- **Task objective**:
Look through the records below and give the number of lines holding the string "Charging", nothing more.

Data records
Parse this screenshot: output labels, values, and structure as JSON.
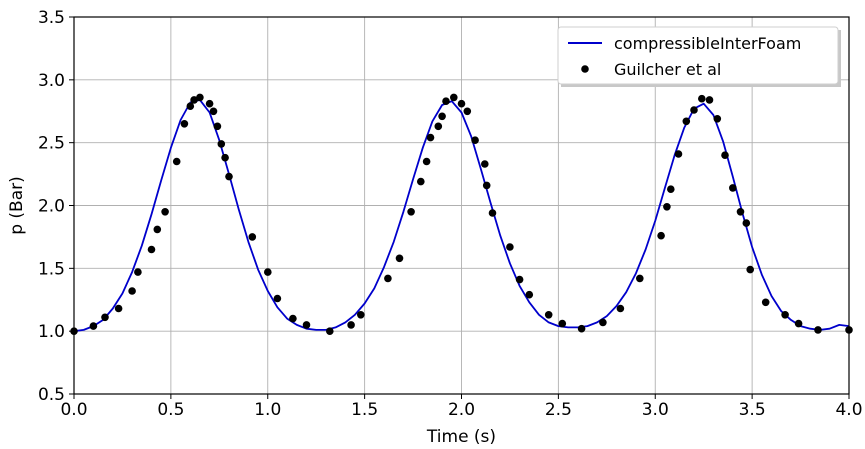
{
  "chart_data": {
    "type": "line",
    "xlabel": "Time (s)",
    "ylabel": "p (Bar)",
    "xlim": [
      0.0,
      4.0
    ],
    "ylim": [
      0.5,
      3.5
    ],
    "x_ticks": [
      "0.0",
      "0.5",
      "1.0",
      "1.5",
      "2.0",
      "2.5",
      "3.0",
      "3.5",
      "4.0"
    ],
    "y_ticks": [
      "0.5",
      "1.0",
      "1.5",
      "2.0",
      "2.5",
      "3.0",
      "3.5"
    ],
    "grid": true,
    "legend_position": "top-right",
    "series": [
      {
        "name": "compressibleInterFoam",
        "kind": "line",
        "color": "#0000cc",
        "x": [
          0.0,
          0.05,
          0.1,
          0.15,
          0.2,
          0.25,
          0.3,
          0.35,
          0.4,
          0.45,
          0.5,
          0.55,
          0.6,
          0.65,
          0.7,
          0.75,
          0.8,
          0.85,
          0.9,
          0.95,
          1.0,
          1.05,
          1.1,
          1.15,
          1.2,
          1.25,
          1.3,
          1.35,
          1.4,
          1.45,
          1.5,
          1.55,
          1.6,
          1.65,
          1.7,
          1.75,
          1.8,
          1.85,
          1.9,
          1.95,
          2.0,
          2.05,
          2.1,
          2.15,
          2.2,
          2.25,
          2.3,
          2.35,
          2.4,
          2.45,
          2.5,
          2.55,
          2.6,
          2.65,
          2.7,
          2.75,
          2.8,
          2.85,
          2.9,
          2.95,
          3.0,
          3.05,
          3.1,
          3.15,
          3.2,
          3.25,
          3.3,
          3.35,
          3.4,
          3.45,
          3.5,
          3.55,
          3.6,
          3.65,
          3.7,
          3.75,
          3.8,
          3.85,
          3.9,
          3.95,
          4.0
        ],
        "y": [
          1.0,
          1.01,
          1.04,
          1.09,
          1.18,
          1.3,
          1.47,
          1.68,
          1.93,
          2.2,
          2.46,
          2.68,
          2.82,
          2.84,
          2.74,
          2.52,
          2.25,
          1.97,
          1.71,
          1.49,
          1.32,
          1.19,
          1.1,
          1.05,
          1.02,
          1.01,
          1.01,
          1.03,
          1.07,
          1.13,
          1.22,
          1.34,
          1.51,
          1.71,
          1.95,
          2.21,
          2.46,
          2.67,
          2.8,
          2.83,
          2.74,
          2.55,
          2.29,
          2.02,
          1.76,
          1.54,
          1.36,
          1.23,
          1.13,
          1.07,
          1.04,
          1.03,
          1.03,
          1.04,
          1.07,
          1.12,
          1.2,
          1.31,
          1.46,
          1.65,
          1.88,
          2.14,
          2.4,
          2.62,
          2.77,
          2.81,
          2.72,
          2.51,
          2.23,
          1.94,
          1.67,
          1.45,
          1.28,
          1.16,
          1.09,
          1.04,
          1.02,
          1.01,
          1.02,
          1.05,
          1.04
        ]
      },
      {
        "name": "Guilcher et al",
        "kind": "scatter",
        "color": "#000000",
        "x": [
          0.0,
          0.1,
          0.16,
          0.23,
          0.3,
          0.33,
          0.4,
          0.43,
          0.47,
          0.53,
          0.57,
          0.6,
          0.62,
          0.65,
          0.7,
          0.72,
          0.74,
          0.76,
          0.78,
          0.8,
          0.92,
          1.0,
          1.05,
          1.13,
          1.2,
          1.32,
          1.43,
          1.48,
          1.62,
          1.68,
          1.74,
          1.79,
          1.82,
          1.84,
          1.88,
          1.9,
          1.92,
          1.96,
          2.0,
          2.03,
          2.07,
          2.12,
          2.13,
          2.16,
          2.25,
          2.3,
          2.35,
          2.45,
          2.52,
          2.62,
          2.73,
          2.82,
          2.92,
          3.03,
          3.06,
          3.08,
          3.12,
          3.16,
          3.2,
          3.24,
          3.28,
          3.32,
          3.36,
          3.4,
          3.44,
          3.47,
          3.49,
          3.57,
          3.67,
          3.74,
          3.84,
          4.0
        ],
        "y": [
          1.0,
          1.04,
          1.11,
          1.18,
          1.32,
          1.47,
          1.65,
          1.81,
          1.95,
          2.35,
          2.65,
          2.79,
          2.84,
          2.86,
          2.81,
          2.75,
          2.63,
          2.49,
          2.38,
          2.23,
          1.75,
          1.47,
          1.26,
          1.1,
          1.05,
          1.0,
          1.05,
          1.13,
          1.42,
          1.58,
          1.95,
          2.19,
          2.35,
          2.54,
          2.63,
          2.71,
          2.83,
          2.86,
          2.81,
          2.75,
          2.52,
          2.33,
          2.16,
          1.94,
          1.67,
          1.41,
          1.29,
          1.13,
          1.06,
          1.02,
          1.07,
          1.18,
          1.42,
          1.76,
          1.99,
          2.13,
          2.41,
          2.67,
          2.76,
          2.85,
          2.84,
          2.69,
          2.4,
          2.14,
          1.95,
          1.86,
          1.49,
          1.23,
          1.13,
          1.06,
          1.01,
          1.01
        ]
      }
    ]
  }
}
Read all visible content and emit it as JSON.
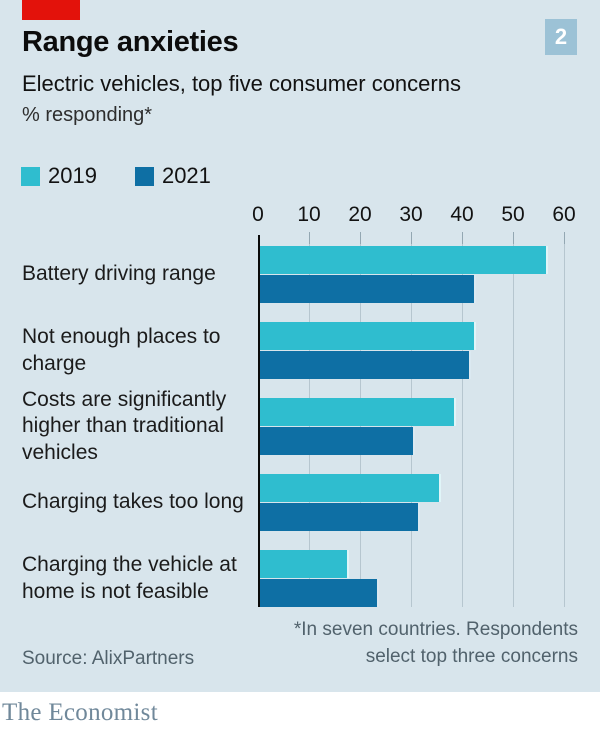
{
  "header": {
    "tag_color": "#E3120B",
    "index_badge": "2",
    "index_badge_color": "#9cc2d6",
    "title": "Range anxieties",
    "subtitle": "Electric vehicles, top five consumer concerns",
    "unit_line": "% responding*"
  },
  "legend": [
    {
      "label": "2019",
      "color": "#2fbdcf"
    },
    {
      "label": "2021",
      "color": "#0e6fa4"
    }
  ],
  "chart_data": {
    "type": "bar",
    "orientation": "horizontal",
    "title": "Range anxieties",
    "subtitle": "Electric vehicles, top five consumer concerns",
    "xlabel": "% responding",
    "categories": [
      "Battery driving range",
      "Not enough places to charge",
      "Costs are significantly higher than traditional vehicles",
      "Charging takes too long",
      "Charging the vehicle at home is not feasible"
    ],
    "series": [
      {
        "name": "2019",
        "color": "#2fbdcf",
        "values": [
          56,
          42,
          38,
          35,
          17
        ]
      },
      {
        "name": "2021",
        "color": "#0e6fa4",
        "values": [
          42,
          41,
          30,
          31,
          23
        ]
      }
    ],
    "xlim": [
      0,
      60
    ],
    "xticks": [
      0,
      10,
      20,
      30,
      40,
      50,
      60
    ],
    "grid": true,
    "legend_position": "top-left"
  },
  "footer": {
    "footnote_line1": "*In seven countries. Respondents",
    "footnote_line2": "select top three concerns",
    "source": "Source: AlixPartners",
    "brand": "The Economist"
  }
}
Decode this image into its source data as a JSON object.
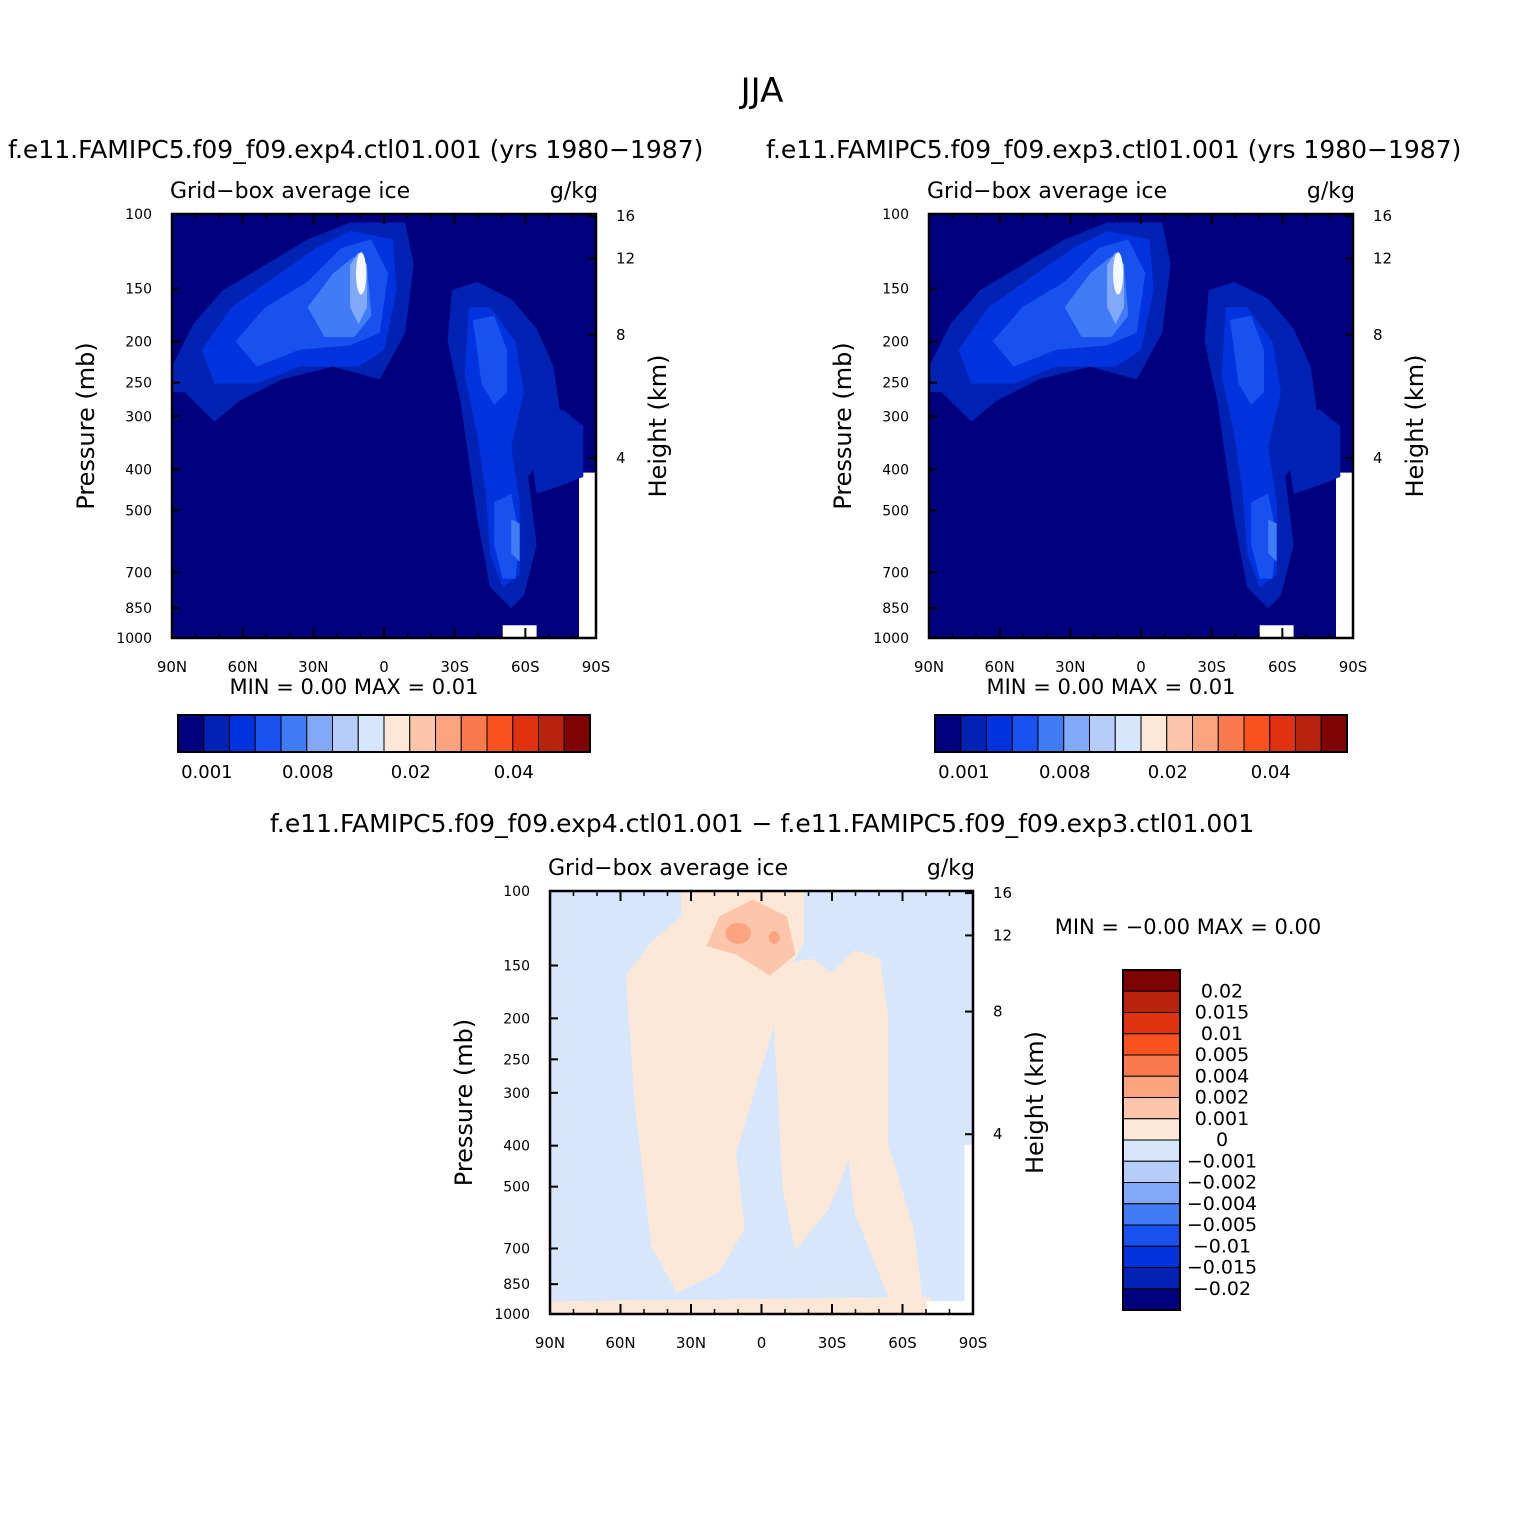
{
  "figure_title": "JJA",
  "diff_title": "f.e11.FAMIPC5.f09_f09.exp4.ctl01.001 − f.e11.FAMIPC5.f09_f09.exp3.ctl01.001",
  "colors": {
    "seq_palette": [
      "#00007f",
      "#0022b3",
      "#0033dd",
      "#1752f0",
      "#3f7cf5",
      "#82a8f8",
      "#b6cdfb",
      "#d6e6fc",
      "#fde8d8",
      "#fdc5aa",
      "#fca37f",
      "#fb7a4d",
      "#f9521f",
      "#e03211",
      "#b7230d",
      "#7e0404"
    ],
    "diff_palette": [
      "#00007f",
      "#0022b3",
      "#0033dd",
      "#1752f0",
      "#3f7cf5",
      "#82a8f8",
      "#b6cdfb",
      "#d6e6fc",
      "#fde8d8",
      "#fdc5aa",
      "#fca37f",
      "#fb7a4d",
      "#f9521f",
      "#e03211",
      "#b7230d",
      "#7e0404"
    ]
  },
  "chart_data": [
    {
      "type": "heatmap",
      "title": "f.e11.FAMIPC5.f09_f09.exp4.ctl01.001 (yrs 1980−1987)",
      "subtitle_left": "Grid−box average ice",
      "subtitle_right": "g/kg",
      "xlabel": "",
      "ylabel": "Pressure (mb)",
      "ylabel_right": "Height (km)",
      "x_ticks": [
        "90N",
        "60N",
        "30N",
        "0",
        "30S",
        "60S",
        "90S"
      ],
      "y_ticks": [
        "100",
        "150",
        "200",
        "250",
        "300",
        "400",
        "500",
        "700",
        "850",
        "1000"
      ],
      "y_right_ticks": [
        "16",
        "12",
        "8",
        "4"
      ],
      "y_scale": "log",
      "min_max": "MIN =    0.00   MAX =    0.01",
      "levels": [
        "0.001",
        "0.008",
        "0.02",
        "0.04"
      ],
      "field": "seq_exp4"
    },
    {
      "type": "heatmap",
      "title": "f.e11.FAMIPC5.f09_f09.exp3.ctl01.001 (yrs 1980−1987)",
      "subtitle_left": "Grid−box average ice",
      "subtitle_right": "g/kg",
      "xlabel": "",
      "ylabel": "Pressure (mb)",
      "ylabel_right": "Height (km)",
      "x_ticks": [
        "90N",
        "60N",
        "30N",
        "0",
        "30S",
        "60S",
        "90S"
      ],
      "y_ticks": [
        "100",
        "150",
        "200",
        "250",
        "300",
        "400",
        "500",
        "700",
        "850",
        "1000"
      ],
      "y_right_ticks": [
        "16",
        "12",
        "8",
        "4"
      ],
      "y_scale": "log",
      "min_max": "MIN =    0.00   MAX =    0.01",
      "levels": [
        "0.001",
        "0.008",
        "0.02",
        "0.04"
      ],
      "field": "seq_exp3"
    },
    {
      "type": "heatmap",
      "title": "",
      "subtitle_left": "Grid−box average ice",
      "subtitle_right": "g/kg",
      "xlabel": "",
      "ylabel": "Pressure (mb)",
      "ylabel_right": "Height (km)",
      "x_ticks": [
        "90N",
        "60N",
        "30N",
        "0",
        "30S",
        "60S",
        "90S"
      ],
      "y_ticks": [
        "100",
        "150",
        "200",
        "250",
        "300",
        "400",
        "500",
        "700",
        "850",
        "1000"
      ],
      "y_right_ticks": [
        "16",
        "12",
        "8",
        "4"
      ],
      "y_scale": "log",
      "min_max": "MIN =  −0.00   MAX =    0.00",
      "levels": [
        "0.02",
        "0.015",
        "0.01",
        "0.005",
        "0.004",
        "0.002",
        "0.001",
        "0",
        "−0.001",
        "−0.002",
        "−0.004",
        "−0.005",
        "−0.01",
        "−0.015",
        "−0.02"
      ],
      "field": "diff"
    }
  ]
}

- **Written answer**:
2